RECORDS FOR PROCESSING:
====
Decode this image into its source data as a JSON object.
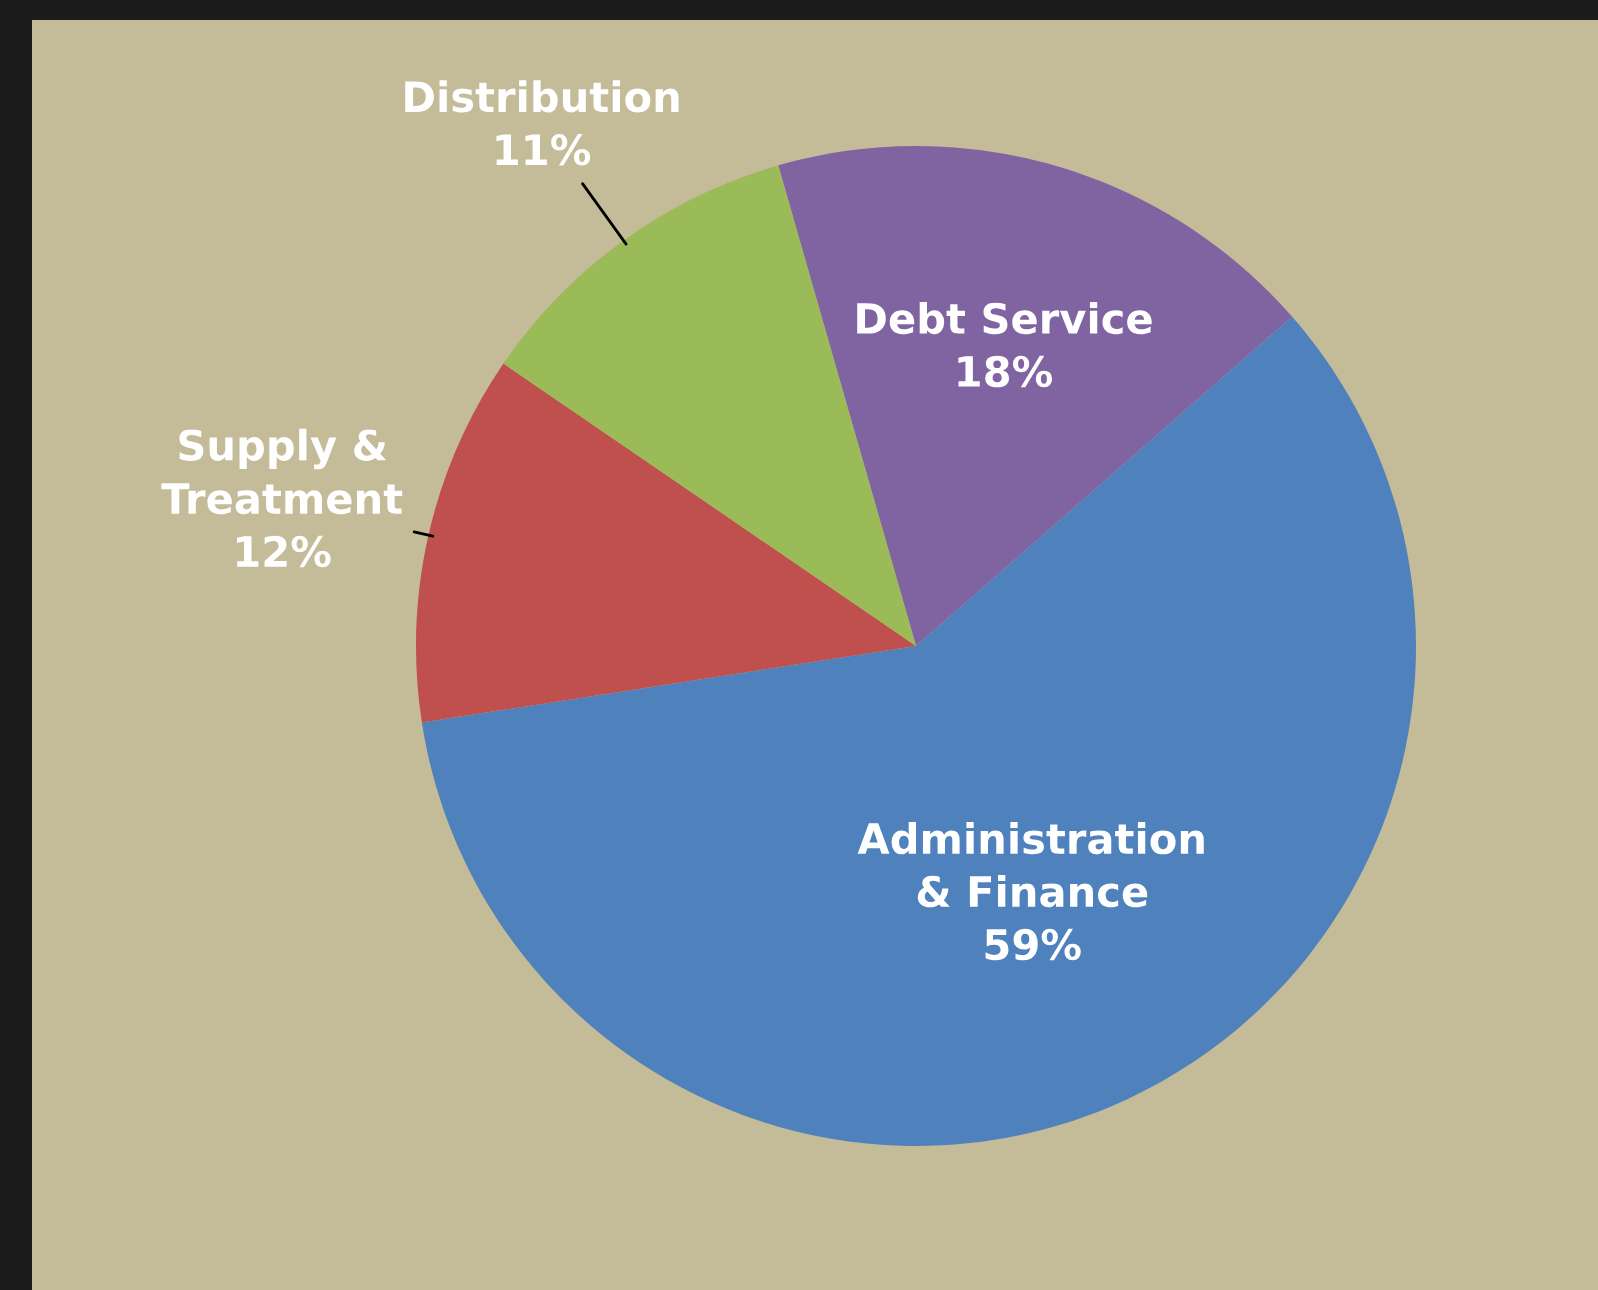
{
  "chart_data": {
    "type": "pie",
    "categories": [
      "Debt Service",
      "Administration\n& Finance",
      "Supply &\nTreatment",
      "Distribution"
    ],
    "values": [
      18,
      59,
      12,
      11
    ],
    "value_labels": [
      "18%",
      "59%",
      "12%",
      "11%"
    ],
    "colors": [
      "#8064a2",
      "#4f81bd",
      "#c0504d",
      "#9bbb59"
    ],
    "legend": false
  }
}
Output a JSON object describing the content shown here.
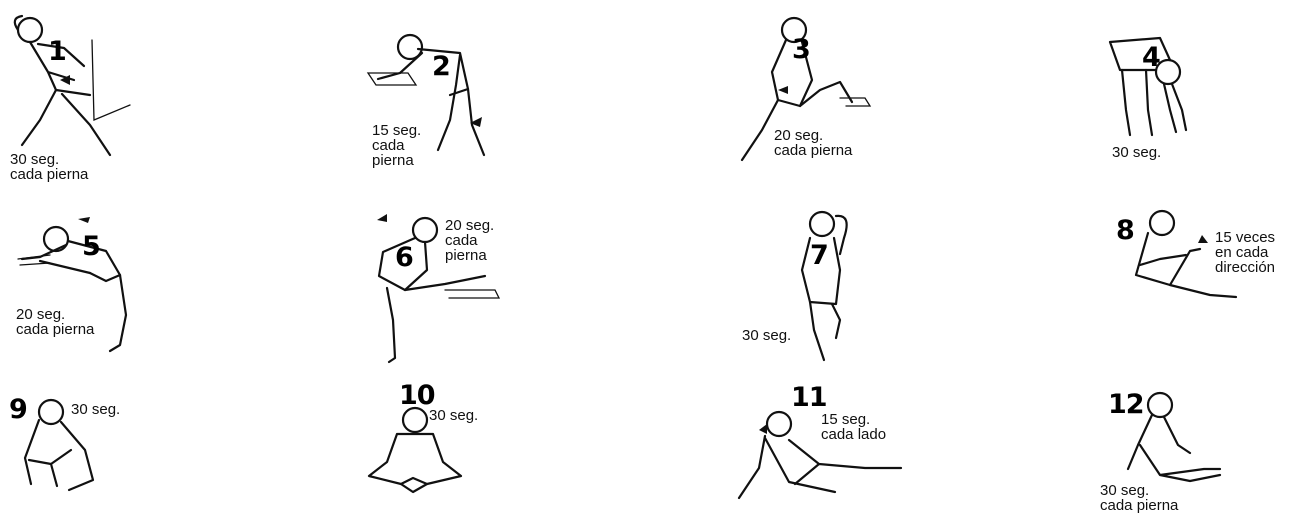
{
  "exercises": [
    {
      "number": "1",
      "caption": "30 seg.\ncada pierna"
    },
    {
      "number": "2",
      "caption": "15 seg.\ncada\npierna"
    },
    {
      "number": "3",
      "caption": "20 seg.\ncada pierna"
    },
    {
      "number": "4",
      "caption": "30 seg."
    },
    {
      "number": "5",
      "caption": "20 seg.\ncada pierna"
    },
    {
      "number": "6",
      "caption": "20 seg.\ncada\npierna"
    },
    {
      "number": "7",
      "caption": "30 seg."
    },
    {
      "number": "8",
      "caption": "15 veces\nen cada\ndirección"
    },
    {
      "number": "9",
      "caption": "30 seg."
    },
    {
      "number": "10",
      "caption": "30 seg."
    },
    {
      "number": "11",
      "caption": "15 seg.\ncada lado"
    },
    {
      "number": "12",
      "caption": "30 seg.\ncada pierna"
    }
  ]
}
====
Find every line above that contains the word "npierna", and return each one.

FINAL RESULT:
      "caption": "15 seg.\ncada\npierna"
      "caption": "20 seg.\ncada\npierna"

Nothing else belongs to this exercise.